* START SOURCE *
Personally I also find it a bit misleading. As I see it, context is key. Something can be incredibly broken in one context and utterly useless in another.
My take on it would be Not all units and options in the game are worth using all of the time, against every opponent/list variation and under all circumstances. And I'm OK with that. Ttgs are limited systems, thru can only hold so much weight.
It's why I value game-building and the collaborative approach so highly.
Maybe it's a harsh metric, but in my experience everyone else making miniatures games has gotten there way better than GW has, by the simple expedient of doing edition changes only when they need to, rather than on a regular rotation because it's part of their business model.
I also want to stress that I don't think units shouldn't have bad matchups, they absolutely should. I think everything should be useful at least some of the time, and there's a lot of stuff in 40k that's never useful under any circumstances. Automatically Appended Next Post: Blackie wrote:Automatically Appended Next Post:
AnomanderRake wrote:
It is not at all balanced in the definition of the word I usually use, which is all units and options in the game are worth using.
* END SOURCE *
■ EXERCISE A ■
Can you copy the records word for word, starting at the line that contains "I need the location" and ending at the line that contains "legend-label-0: CONTRIBUIÇÃO PARA", leaving out the pictures?
The forum discussion and the records come from unrelated sources.
* START AVAILABLE DATA *
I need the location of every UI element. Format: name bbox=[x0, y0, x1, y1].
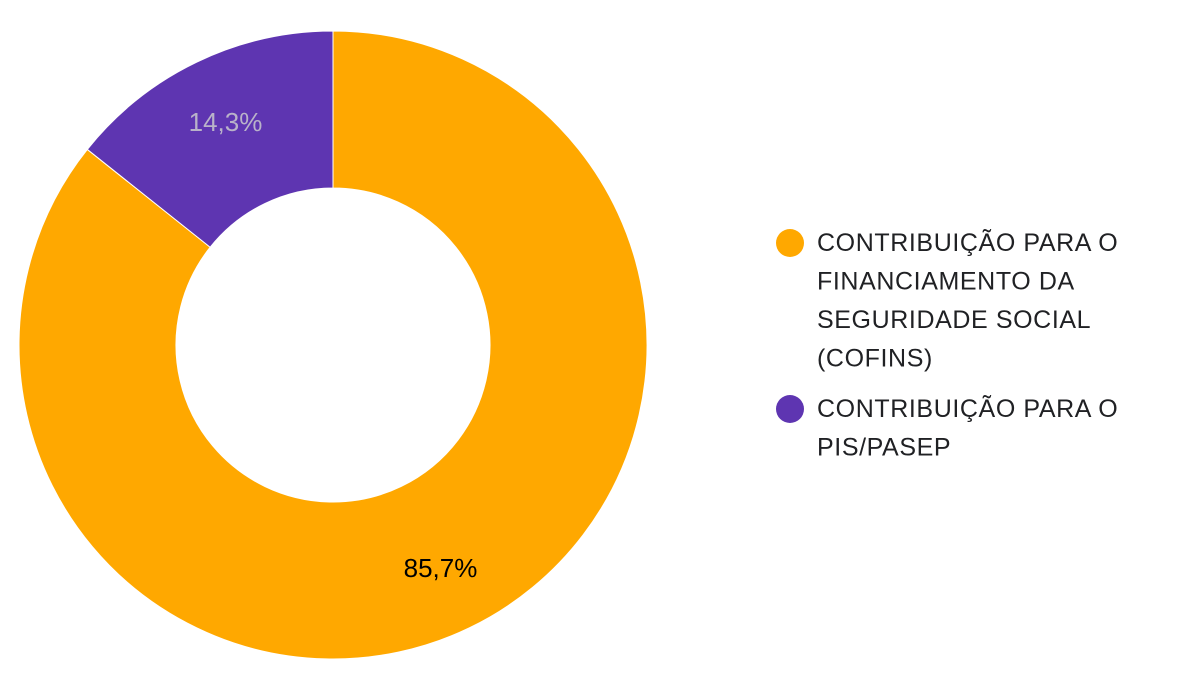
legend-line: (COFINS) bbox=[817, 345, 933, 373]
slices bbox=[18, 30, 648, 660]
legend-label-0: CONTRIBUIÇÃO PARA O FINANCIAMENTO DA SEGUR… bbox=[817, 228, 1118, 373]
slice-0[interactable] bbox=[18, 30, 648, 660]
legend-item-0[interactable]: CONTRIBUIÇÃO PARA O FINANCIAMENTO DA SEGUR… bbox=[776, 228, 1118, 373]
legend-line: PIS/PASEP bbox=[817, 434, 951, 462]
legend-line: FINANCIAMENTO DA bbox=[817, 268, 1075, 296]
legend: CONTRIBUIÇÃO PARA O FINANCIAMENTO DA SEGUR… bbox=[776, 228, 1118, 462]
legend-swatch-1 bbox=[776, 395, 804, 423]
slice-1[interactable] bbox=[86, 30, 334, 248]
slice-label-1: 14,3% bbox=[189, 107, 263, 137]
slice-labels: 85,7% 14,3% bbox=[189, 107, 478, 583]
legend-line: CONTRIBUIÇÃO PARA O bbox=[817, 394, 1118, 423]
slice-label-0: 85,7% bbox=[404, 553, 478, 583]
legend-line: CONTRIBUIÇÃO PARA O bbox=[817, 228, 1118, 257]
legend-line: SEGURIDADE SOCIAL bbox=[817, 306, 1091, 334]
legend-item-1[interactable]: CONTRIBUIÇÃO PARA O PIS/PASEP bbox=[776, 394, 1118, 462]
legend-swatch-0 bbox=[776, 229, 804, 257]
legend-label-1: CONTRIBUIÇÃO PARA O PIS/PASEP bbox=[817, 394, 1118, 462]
* END AVAILABLE DATA *
* START AVAILABLE DATA *
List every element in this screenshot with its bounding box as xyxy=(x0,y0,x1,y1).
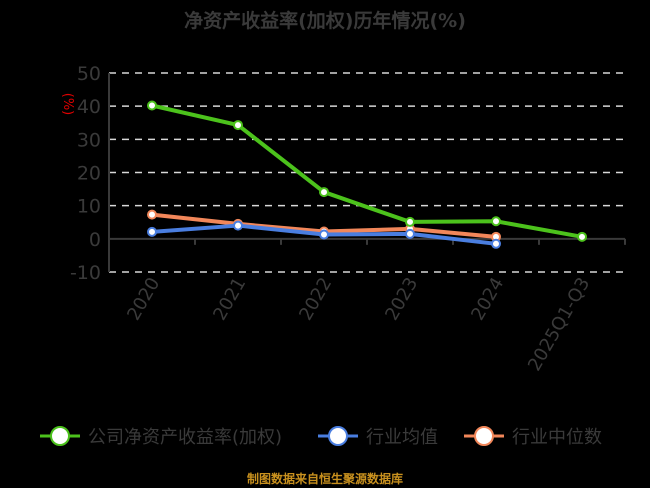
* END AVAILABLE DATA *
■ EXERCISE B ■
Could you reproduce the forum discussion on game balance word for word, in full?

■ CORRECT RESULT A ■
I need the location of every UI element. Format: name bbox=[x0, y0, x1, y1].
legend-line: (COFINS) bbox=[817, 345, 933, 373]
slices bbox=[18, 30, 648, 660]
legend-label-0: CONTRIBUIÇÃO PARA O FINANCIAMENTO DA SEGUR… bbox=[817, 228, 1118, 373]

■ CORRECT RESULT B ■
Personally I also find it a bit misleading. As I see it, context is key. Something can be incredibly broken in one context and utterly useless in another.
My take on it would be Not all units and options in the game are worth using all of the time, against every opponent/list variation and under all circumstances. And I'm OK with that. Ttgs are limited systems, thru can only hold so much weight.
It's why I value game-building and the collaborative approach so highly.
Maybe it's a harsh metric, but in my experience everyone else making miniatures games has gotten there way better than GW has, by the simple expedient of doing edition changes only when they need to, rather than on a regular rotation because it's part of their business model.
I also want to stress that I don't think units shouldn't have bad matchups, they absolutely should. I think everything should be useful at least some of the time, and there's a lot of stuff in 40k that's never useful under any circumstances. Automatically Appended Next Post: Blackie wrote:Automatically Appended Next Post:
AnomanderRake wrote:
It is not at all balanced in the definition of the word I usually use, which is all units and options in the game are worth using.